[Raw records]
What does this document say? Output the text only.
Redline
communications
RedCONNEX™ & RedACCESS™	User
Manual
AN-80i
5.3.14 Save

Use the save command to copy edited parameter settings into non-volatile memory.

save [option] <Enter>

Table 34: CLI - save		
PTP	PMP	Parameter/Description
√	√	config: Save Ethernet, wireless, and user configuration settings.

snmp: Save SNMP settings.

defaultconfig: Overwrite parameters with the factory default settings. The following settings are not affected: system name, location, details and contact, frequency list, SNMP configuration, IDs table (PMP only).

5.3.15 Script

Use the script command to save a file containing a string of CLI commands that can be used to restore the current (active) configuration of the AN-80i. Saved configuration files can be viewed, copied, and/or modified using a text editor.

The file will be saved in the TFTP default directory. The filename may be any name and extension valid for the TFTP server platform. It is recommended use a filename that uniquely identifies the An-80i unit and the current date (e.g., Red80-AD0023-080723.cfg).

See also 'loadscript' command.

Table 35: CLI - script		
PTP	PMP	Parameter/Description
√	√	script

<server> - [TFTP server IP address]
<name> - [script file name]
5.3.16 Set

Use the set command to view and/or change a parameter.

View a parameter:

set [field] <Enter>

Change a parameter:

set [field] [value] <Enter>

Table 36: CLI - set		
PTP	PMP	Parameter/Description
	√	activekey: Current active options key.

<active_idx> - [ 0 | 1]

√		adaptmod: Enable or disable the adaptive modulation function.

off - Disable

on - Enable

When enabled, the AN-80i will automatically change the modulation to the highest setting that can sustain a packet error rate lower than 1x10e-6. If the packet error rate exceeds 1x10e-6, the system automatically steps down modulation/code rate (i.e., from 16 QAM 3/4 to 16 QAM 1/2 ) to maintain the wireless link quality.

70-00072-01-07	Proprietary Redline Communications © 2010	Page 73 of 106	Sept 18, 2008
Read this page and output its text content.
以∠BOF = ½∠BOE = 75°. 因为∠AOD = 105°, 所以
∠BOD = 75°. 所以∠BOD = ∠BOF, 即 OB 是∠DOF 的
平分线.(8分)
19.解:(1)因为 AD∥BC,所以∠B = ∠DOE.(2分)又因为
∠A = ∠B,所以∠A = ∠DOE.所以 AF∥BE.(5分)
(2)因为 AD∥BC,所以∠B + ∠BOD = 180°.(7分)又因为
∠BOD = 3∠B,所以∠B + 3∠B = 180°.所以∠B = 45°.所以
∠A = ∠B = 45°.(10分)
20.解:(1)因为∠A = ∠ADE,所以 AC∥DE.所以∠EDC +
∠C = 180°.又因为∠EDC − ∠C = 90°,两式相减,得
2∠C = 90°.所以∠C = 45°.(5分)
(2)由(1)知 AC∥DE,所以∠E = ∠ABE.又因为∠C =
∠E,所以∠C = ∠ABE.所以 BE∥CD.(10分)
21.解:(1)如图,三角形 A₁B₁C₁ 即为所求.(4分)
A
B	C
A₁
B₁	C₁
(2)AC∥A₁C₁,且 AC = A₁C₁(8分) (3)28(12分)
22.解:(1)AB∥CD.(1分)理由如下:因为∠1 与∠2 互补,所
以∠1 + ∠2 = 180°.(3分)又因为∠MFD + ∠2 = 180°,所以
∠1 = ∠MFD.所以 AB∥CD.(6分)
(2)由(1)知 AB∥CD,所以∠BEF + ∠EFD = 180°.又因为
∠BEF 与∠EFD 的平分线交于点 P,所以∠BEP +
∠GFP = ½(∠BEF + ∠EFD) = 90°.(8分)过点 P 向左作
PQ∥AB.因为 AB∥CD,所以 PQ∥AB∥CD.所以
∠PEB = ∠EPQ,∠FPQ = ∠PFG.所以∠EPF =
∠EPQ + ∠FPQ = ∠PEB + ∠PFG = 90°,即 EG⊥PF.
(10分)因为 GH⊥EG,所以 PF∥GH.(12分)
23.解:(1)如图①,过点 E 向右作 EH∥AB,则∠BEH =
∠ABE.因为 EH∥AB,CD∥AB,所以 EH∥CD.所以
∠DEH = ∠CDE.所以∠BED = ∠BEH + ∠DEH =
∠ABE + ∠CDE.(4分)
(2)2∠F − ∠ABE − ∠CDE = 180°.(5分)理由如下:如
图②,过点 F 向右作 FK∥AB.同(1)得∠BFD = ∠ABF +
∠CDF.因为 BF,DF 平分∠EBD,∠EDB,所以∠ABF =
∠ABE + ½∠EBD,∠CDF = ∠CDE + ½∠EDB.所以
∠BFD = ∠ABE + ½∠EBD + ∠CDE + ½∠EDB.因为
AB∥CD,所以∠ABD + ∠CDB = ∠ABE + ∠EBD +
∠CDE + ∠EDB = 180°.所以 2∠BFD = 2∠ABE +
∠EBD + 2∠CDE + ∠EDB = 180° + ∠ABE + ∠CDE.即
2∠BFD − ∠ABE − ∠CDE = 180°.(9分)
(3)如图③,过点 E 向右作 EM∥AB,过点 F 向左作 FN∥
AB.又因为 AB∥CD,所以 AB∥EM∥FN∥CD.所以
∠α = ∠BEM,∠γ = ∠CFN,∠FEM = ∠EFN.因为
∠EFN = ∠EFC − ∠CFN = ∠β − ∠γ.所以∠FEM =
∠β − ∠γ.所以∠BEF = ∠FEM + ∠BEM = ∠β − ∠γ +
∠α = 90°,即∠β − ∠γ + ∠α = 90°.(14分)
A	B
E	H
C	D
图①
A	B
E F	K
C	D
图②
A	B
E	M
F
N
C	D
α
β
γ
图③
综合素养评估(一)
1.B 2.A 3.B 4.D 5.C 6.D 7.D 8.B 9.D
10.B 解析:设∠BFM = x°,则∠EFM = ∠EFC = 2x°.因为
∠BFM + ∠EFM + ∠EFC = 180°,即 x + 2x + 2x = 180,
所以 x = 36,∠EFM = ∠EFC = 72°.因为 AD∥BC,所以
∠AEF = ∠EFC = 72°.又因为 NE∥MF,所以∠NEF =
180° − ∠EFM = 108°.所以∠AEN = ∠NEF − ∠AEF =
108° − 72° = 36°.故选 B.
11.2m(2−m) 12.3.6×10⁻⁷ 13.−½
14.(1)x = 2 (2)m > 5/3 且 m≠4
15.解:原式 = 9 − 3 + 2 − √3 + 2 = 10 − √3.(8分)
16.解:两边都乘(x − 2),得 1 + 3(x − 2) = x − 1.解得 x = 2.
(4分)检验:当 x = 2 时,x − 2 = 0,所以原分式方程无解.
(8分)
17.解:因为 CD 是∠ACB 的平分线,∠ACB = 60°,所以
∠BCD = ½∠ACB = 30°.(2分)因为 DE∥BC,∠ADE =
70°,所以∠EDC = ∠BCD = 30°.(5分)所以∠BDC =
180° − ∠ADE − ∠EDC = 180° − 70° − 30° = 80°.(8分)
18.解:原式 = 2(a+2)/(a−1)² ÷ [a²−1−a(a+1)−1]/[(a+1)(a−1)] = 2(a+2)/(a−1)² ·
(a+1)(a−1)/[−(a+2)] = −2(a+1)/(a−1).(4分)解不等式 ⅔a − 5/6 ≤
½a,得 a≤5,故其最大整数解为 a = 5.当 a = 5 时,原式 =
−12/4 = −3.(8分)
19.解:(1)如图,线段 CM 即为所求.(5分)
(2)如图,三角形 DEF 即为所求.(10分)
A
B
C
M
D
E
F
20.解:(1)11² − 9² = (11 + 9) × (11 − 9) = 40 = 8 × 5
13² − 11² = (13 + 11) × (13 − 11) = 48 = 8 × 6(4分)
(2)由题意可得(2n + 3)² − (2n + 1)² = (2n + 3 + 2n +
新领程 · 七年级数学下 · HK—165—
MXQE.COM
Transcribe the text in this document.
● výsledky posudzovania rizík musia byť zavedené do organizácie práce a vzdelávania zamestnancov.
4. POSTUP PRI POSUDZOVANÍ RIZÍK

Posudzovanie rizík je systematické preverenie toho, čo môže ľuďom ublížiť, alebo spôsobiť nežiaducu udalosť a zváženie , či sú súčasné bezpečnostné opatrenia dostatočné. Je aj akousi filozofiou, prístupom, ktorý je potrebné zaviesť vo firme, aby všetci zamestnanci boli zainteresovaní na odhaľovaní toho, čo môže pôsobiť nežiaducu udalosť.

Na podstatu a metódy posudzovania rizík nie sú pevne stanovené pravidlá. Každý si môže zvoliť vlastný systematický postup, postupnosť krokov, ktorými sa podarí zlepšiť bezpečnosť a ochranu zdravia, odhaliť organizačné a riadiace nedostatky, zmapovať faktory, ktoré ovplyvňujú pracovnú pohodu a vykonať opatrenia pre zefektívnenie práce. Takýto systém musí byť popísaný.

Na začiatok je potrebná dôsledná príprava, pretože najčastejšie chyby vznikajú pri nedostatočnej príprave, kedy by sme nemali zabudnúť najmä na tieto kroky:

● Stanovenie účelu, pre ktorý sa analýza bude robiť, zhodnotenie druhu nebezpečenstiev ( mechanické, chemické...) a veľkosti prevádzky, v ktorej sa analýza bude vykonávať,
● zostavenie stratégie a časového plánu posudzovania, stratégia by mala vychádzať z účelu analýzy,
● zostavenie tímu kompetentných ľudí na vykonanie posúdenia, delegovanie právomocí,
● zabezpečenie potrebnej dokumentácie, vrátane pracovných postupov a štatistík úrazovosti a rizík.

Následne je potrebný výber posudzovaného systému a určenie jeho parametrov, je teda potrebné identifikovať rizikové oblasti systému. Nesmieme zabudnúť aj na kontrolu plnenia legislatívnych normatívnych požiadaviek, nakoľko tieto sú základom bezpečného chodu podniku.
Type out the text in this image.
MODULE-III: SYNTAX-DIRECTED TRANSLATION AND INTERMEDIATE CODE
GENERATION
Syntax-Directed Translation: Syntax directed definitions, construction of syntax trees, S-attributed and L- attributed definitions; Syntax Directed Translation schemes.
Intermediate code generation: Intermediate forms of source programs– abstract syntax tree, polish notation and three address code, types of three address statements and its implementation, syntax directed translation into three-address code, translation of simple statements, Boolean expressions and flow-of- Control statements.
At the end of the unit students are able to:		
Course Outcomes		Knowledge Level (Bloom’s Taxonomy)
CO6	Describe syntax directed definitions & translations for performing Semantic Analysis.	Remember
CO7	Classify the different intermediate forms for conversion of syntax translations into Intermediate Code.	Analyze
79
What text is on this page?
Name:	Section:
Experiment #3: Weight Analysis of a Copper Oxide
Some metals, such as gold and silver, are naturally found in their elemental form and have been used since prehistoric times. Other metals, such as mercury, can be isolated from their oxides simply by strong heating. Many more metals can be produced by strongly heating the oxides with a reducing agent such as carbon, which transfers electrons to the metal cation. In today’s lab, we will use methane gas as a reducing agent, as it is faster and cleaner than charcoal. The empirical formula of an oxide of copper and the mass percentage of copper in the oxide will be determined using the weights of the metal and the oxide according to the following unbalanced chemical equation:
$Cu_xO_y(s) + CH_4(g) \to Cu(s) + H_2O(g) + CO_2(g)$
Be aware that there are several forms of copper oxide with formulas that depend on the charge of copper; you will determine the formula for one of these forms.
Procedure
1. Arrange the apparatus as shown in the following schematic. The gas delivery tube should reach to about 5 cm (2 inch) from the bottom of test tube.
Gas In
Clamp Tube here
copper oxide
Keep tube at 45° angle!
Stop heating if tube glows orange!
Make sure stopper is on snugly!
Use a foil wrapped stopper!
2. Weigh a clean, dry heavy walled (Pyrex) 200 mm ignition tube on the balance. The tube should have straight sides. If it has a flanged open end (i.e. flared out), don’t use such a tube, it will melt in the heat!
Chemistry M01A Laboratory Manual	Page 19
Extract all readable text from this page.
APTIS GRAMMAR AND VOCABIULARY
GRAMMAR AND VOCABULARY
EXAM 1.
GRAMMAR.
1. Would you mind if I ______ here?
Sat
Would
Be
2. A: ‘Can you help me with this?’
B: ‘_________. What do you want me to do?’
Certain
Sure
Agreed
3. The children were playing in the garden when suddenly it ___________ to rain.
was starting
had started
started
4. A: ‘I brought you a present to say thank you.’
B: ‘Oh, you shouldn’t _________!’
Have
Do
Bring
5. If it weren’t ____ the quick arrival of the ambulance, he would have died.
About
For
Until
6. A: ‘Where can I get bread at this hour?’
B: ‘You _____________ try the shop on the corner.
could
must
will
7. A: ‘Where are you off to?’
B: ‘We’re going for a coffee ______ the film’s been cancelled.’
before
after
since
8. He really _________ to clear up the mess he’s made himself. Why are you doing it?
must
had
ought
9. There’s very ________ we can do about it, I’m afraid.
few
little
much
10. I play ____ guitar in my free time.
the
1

_The problem_:
Gather each line from the entries above that includes the word "GRAMMAR".

_Task response_:
APTIS GRAMMAR AND VOCABIULARY
GRAMMAR AND VOCABULARY
GRAMMAR.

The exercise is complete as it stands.